Goal> Locate and copy all lines bearing the word "title".

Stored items

···

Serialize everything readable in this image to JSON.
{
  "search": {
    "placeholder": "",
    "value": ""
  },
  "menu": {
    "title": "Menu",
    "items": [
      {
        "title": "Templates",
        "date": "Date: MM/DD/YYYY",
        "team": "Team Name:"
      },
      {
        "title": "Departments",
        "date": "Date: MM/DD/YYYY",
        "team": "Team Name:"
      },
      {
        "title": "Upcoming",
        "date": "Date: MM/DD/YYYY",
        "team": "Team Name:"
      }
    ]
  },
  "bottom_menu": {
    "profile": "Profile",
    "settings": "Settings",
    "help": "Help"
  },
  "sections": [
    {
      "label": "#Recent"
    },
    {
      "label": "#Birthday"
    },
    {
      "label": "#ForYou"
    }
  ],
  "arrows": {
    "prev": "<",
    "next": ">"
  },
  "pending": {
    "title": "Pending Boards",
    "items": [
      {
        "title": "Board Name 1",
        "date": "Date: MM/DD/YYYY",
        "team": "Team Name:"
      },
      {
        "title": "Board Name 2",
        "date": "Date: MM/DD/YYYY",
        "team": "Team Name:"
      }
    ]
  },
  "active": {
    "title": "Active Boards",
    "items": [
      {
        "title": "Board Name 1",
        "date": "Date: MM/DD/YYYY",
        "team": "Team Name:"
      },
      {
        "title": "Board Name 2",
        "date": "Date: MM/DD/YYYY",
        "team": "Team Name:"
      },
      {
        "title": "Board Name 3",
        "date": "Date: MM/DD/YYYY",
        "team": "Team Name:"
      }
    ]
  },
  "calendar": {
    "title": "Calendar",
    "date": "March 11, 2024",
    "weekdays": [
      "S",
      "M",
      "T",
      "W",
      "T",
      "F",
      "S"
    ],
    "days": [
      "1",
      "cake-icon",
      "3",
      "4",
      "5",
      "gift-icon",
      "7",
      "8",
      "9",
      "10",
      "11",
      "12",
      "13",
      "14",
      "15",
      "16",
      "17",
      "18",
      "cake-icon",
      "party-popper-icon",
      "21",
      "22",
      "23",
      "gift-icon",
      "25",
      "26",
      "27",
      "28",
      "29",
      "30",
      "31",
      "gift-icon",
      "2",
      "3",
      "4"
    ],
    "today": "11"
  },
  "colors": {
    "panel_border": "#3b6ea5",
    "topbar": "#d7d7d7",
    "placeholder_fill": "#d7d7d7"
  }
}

···

Answer to the exercise>
    "title": "Menu",
        "title": "Templates",
        "title": "Departments",
        "title": "Upcoming",
    "title": "Pending Boards",
        "title": "Board Name 1",
        "title": "Board Name 2",
    "title": "Active Boards",
        "title": "Board Name 1",
        "title": "Board Name 2",
        "title": "Board Name 3",
    "title": "Calendar",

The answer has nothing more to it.